▶ _Directions_: Using the material that follows, identify and copy each line with the string "content".

▶ _Data provided_:
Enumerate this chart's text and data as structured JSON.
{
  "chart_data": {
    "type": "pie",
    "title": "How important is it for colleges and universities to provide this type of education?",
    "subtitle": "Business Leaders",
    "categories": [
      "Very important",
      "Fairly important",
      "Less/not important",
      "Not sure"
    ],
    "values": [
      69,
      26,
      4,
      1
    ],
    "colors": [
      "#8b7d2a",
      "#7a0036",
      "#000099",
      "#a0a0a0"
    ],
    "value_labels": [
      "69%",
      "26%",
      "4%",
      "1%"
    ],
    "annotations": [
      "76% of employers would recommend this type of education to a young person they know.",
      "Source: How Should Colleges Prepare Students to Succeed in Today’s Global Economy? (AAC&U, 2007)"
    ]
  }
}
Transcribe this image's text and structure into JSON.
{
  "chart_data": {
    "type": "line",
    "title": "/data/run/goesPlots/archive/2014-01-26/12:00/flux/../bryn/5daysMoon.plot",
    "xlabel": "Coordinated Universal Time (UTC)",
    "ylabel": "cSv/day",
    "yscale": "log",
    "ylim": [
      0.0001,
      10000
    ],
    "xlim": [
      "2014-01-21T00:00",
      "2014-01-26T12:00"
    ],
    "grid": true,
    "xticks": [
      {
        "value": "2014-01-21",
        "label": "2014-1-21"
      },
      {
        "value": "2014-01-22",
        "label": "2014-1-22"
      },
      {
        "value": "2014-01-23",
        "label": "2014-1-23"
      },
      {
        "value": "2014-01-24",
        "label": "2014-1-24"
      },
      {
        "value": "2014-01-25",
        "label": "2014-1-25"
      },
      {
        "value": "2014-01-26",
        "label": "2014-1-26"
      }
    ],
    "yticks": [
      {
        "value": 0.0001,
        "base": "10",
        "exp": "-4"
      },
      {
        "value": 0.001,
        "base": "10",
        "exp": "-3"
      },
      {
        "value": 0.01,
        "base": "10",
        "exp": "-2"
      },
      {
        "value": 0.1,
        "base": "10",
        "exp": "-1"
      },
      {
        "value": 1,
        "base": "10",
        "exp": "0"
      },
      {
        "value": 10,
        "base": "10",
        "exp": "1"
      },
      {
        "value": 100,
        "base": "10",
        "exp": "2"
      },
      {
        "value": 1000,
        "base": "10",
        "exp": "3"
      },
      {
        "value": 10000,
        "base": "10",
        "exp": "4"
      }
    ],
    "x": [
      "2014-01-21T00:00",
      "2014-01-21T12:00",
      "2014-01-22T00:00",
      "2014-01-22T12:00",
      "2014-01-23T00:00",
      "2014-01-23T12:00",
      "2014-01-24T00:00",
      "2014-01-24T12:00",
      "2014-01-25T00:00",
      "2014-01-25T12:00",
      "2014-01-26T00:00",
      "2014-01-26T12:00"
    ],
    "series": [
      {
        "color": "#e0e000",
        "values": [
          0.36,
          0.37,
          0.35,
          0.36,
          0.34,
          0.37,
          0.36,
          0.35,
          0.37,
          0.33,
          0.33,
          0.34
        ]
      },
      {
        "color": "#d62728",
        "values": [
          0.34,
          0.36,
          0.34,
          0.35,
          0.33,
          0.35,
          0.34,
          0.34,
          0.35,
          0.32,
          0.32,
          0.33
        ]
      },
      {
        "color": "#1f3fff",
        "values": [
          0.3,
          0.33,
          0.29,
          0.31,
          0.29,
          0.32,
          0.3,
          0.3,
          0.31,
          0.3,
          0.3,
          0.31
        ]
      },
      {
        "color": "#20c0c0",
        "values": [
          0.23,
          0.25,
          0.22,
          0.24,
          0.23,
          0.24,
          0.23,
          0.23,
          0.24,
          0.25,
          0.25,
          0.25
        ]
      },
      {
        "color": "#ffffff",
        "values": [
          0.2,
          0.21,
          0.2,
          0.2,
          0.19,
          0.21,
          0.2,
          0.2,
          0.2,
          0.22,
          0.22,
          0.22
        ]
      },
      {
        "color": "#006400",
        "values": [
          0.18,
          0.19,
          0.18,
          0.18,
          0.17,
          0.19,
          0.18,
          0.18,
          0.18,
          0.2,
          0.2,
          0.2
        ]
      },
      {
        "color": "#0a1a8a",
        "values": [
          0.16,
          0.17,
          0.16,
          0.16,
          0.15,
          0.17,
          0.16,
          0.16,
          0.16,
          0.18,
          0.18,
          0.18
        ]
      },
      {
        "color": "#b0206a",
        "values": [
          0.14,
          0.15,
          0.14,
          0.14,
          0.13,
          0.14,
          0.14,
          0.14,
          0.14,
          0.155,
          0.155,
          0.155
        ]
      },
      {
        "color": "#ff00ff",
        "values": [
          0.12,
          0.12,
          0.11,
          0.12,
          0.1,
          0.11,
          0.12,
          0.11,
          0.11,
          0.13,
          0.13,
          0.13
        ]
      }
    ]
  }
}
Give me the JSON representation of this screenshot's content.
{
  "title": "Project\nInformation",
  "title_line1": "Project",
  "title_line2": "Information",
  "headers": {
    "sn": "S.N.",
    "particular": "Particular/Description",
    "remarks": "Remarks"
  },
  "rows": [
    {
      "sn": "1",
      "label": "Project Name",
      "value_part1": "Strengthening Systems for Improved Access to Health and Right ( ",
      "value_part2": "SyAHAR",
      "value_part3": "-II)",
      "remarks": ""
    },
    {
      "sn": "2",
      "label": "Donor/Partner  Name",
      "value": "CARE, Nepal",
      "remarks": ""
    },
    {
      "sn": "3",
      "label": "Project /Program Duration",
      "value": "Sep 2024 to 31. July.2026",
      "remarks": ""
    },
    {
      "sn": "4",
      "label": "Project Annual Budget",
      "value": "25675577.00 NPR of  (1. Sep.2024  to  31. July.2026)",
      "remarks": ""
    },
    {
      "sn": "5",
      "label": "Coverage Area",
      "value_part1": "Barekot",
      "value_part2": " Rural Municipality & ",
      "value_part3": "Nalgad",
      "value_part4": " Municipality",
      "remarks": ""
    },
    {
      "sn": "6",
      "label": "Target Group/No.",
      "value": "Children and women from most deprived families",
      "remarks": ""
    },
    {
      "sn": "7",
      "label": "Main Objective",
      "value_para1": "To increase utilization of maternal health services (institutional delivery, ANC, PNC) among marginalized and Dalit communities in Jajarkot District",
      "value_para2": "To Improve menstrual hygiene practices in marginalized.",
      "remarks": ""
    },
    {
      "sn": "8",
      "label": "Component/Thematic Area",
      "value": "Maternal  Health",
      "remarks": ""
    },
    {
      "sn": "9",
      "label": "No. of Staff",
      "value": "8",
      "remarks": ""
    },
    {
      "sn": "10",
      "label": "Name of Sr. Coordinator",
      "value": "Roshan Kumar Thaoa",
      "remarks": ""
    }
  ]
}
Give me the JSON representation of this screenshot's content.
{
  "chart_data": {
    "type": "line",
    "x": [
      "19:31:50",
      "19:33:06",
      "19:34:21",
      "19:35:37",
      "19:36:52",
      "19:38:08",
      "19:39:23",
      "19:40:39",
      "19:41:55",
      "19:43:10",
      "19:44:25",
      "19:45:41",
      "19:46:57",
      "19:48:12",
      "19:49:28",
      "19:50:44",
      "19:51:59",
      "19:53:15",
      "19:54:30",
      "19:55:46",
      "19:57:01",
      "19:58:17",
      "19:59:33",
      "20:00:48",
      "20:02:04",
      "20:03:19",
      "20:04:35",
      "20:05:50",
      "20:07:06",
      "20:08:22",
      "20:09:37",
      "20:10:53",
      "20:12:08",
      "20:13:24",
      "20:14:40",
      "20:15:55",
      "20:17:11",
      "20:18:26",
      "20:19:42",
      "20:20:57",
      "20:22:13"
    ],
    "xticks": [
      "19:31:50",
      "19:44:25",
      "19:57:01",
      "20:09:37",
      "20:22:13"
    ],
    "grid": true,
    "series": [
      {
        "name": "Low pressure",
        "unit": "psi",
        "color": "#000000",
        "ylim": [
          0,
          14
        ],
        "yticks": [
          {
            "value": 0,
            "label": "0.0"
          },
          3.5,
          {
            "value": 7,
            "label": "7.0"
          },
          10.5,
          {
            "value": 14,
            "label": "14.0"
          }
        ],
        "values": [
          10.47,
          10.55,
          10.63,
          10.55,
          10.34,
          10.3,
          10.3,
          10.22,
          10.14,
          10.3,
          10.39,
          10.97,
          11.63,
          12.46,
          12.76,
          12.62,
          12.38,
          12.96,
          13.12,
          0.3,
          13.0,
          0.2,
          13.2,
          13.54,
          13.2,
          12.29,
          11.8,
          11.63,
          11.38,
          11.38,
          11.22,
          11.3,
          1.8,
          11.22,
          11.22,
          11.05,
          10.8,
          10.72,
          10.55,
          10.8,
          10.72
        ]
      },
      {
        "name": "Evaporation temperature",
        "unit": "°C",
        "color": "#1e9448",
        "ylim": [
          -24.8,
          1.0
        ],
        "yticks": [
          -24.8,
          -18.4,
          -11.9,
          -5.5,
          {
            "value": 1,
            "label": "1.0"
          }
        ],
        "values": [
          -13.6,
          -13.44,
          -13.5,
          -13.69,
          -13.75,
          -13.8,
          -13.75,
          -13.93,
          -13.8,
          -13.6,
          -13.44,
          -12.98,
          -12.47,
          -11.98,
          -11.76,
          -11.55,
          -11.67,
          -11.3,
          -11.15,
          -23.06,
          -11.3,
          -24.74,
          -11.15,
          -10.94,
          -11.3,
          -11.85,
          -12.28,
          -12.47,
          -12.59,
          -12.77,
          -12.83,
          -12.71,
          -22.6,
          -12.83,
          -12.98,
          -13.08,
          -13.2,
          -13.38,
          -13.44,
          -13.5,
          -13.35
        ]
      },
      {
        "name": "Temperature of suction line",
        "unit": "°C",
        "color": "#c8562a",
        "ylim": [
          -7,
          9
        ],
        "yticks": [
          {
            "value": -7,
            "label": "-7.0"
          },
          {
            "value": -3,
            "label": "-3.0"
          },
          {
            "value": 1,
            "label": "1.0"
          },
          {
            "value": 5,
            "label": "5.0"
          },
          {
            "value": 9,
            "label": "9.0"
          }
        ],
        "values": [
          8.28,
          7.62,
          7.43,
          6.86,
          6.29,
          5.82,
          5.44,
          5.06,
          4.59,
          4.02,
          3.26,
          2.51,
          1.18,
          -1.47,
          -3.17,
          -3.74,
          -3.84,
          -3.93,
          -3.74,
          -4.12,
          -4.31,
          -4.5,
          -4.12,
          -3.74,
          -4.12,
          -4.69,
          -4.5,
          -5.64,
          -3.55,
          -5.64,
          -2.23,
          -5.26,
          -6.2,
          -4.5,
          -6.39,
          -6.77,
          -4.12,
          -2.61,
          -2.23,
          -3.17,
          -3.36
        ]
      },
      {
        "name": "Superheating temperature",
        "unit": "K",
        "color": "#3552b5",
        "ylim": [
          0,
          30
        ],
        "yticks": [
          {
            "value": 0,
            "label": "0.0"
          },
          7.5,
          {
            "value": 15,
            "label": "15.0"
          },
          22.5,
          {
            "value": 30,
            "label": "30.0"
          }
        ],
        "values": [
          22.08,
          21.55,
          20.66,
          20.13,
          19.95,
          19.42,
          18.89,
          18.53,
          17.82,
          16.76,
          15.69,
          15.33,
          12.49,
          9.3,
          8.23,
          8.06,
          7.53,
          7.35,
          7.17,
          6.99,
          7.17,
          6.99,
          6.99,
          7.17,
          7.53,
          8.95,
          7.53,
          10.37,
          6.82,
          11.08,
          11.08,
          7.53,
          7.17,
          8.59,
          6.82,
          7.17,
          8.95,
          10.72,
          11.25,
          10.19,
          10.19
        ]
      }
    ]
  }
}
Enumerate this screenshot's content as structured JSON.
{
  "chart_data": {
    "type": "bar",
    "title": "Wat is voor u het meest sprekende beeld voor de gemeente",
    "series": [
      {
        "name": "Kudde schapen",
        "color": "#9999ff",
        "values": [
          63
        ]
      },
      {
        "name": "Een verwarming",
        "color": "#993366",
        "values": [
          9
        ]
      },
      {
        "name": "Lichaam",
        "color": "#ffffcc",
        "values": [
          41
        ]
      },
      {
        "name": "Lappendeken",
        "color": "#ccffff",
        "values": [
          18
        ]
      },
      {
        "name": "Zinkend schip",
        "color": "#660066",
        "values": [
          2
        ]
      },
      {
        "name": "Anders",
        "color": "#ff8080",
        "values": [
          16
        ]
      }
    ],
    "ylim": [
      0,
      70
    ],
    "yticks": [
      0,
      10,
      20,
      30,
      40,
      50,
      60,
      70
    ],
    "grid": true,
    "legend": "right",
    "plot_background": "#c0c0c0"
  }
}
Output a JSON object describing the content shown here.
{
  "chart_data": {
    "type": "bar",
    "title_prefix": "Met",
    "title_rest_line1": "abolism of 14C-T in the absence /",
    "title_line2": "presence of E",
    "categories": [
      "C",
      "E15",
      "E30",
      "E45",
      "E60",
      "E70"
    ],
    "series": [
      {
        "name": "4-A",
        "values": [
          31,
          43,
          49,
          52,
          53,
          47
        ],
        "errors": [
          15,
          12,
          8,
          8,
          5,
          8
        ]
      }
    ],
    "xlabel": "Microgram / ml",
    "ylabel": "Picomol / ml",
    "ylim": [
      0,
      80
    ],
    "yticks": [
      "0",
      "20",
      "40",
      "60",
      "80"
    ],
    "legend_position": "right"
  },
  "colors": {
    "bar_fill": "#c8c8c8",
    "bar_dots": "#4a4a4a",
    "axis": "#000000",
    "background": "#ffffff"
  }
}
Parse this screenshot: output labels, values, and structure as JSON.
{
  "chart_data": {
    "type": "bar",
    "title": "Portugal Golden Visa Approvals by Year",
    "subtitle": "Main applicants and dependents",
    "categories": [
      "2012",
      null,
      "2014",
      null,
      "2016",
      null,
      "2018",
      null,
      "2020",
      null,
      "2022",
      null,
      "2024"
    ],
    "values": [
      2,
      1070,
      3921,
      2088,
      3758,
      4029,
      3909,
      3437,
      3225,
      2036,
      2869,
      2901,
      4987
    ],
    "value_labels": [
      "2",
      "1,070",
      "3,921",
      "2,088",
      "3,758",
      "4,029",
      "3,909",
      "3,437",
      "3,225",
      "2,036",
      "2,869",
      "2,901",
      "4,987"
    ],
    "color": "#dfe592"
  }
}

▶ _Full solution_:
Give me the JSON representation of this screenshot's content.
Give me the JSON representation of this screenshot's content.
Enumerate this screenshot's content as structured JSON.
Output a JSON object describing the content shown here.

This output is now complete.